(Extracted material):
** begin **
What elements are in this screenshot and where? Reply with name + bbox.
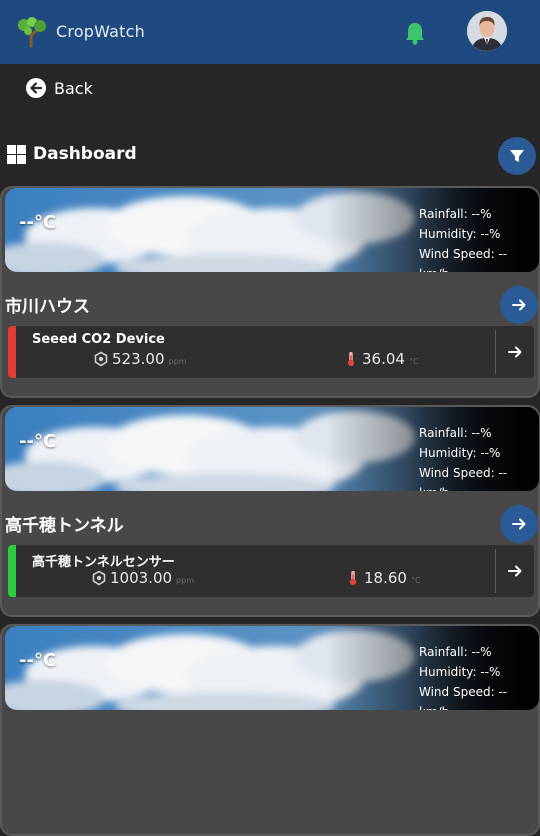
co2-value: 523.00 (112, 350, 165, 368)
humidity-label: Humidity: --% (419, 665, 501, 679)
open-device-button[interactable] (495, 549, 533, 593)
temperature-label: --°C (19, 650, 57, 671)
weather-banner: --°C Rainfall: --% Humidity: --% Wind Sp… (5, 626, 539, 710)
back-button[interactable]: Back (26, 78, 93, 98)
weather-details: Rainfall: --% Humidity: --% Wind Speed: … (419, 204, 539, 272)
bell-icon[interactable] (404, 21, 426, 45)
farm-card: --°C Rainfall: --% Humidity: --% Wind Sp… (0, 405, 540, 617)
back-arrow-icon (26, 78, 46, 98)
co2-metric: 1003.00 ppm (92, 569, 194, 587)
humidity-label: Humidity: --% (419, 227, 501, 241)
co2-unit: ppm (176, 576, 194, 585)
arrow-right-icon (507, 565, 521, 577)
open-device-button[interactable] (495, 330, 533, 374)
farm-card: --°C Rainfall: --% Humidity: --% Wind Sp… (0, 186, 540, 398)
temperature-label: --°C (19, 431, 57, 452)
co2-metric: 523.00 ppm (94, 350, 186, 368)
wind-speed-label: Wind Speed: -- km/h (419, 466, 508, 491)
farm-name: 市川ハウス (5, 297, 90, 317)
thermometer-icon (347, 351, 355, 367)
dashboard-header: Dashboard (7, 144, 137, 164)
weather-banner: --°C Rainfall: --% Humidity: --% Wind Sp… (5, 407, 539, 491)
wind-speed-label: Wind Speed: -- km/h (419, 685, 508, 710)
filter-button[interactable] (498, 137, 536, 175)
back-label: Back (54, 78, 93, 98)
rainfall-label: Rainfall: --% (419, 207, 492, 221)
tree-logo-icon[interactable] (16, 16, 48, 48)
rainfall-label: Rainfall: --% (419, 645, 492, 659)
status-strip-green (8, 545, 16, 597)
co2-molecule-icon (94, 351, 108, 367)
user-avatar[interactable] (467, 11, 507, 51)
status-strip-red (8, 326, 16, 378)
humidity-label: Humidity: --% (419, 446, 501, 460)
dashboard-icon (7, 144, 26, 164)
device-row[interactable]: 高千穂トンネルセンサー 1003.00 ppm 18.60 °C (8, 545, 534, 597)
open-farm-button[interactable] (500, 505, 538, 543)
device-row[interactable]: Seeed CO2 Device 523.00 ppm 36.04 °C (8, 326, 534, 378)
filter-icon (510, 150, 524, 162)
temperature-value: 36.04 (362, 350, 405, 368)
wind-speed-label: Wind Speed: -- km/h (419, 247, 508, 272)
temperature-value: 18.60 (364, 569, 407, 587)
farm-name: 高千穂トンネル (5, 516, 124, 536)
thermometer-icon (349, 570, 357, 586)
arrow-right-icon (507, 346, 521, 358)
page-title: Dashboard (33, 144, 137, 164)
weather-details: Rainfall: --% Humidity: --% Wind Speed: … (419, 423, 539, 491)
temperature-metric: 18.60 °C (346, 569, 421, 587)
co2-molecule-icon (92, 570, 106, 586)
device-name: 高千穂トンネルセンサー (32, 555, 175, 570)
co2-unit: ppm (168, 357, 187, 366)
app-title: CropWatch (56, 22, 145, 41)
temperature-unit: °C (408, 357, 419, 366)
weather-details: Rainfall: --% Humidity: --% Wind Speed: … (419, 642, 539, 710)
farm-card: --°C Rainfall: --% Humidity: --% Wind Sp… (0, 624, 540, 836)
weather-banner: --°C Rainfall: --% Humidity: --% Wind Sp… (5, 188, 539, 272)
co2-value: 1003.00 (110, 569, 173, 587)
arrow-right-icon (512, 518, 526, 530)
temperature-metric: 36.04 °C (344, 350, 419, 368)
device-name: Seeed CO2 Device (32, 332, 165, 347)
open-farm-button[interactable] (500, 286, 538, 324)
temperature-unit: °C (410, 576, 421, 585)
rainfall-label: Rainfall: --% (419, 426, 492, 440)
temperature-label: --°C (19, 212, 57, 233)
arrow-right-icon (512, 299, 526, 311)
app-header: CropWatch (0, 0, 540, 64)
** end **
(Objective): Arrange as a numbered list the lines from the one containing "co2-value: 523.00 (112, 350, 165, 368)" up to and including the one containing "filter-button[interactable] (498, 137, 536, 175)", leaving out any blank lines.

(Problem solution):
1. co2-value: 523.00 (112, 350, 165, 368)
2. humidity-label: Humidity: --% (419, 665, 501, 679)
3. open-device-button[interactable] (495, 549, 533, 593)
4. temperature-label: --°C (19, 650, 57, 671)
5. weather-banner: --°C Rainfall: --% Humidity: --% Wind Sp… (5, 626, 539, 710)
6. back-button[interactable]: Back (26, 78, 93, 98)
7. weather-details: Rainfall: --% Humidity: --% Wind Speed: … (419, 204, 539, 272)
8. bell-icon[interactable] (404, 21, 426, 45)
9. farm-card: --°C Rainfall: --% Humidity: --% Wind Sp… (0, 405, 540, 617)
10. back-arrow-icon (26, 78, 46, 98)
11. co2-metric: 1003.00 ppm (92, 569, 194, 587)
12. humidity-label: Humidity: --% (419, 227, 501, 241)
13. co2-unit: ppm (176, 576, 194, 585)
14. arrow-right-icon (507, 565, 521, 577)
15. open-device-button[interactable] (495, 330, 533, 374)
16. farm-card: --°C Rainfall: --% Humidity: --% Wind Sp… (0, 186, 540, 398)
17. temperature-label: --°C (19, 431, 57, 452)
18. co2-metric: 523.00 ppm (94, 350, 186, 368)
19. wind-speed-label: Wind Speed: -- km/h (419, 466, 508, 491)
20. farm-name: 市川ハウス (5, 297, 90, 317)
21. thermometer-icon (347, 351, 355, 367)
22. dashboard-header: Dashboard (7, 144, 137, 164)
23. weather-banner: --°C Rainfall: --% Humidity: --% Wind Sp… (5, 407, 539, 491)
24. wind-speed-label: Wind Speed: -- km/h (419, 685, 508, 710)
25. filter-button[interactable] (498, 137, 536, 175)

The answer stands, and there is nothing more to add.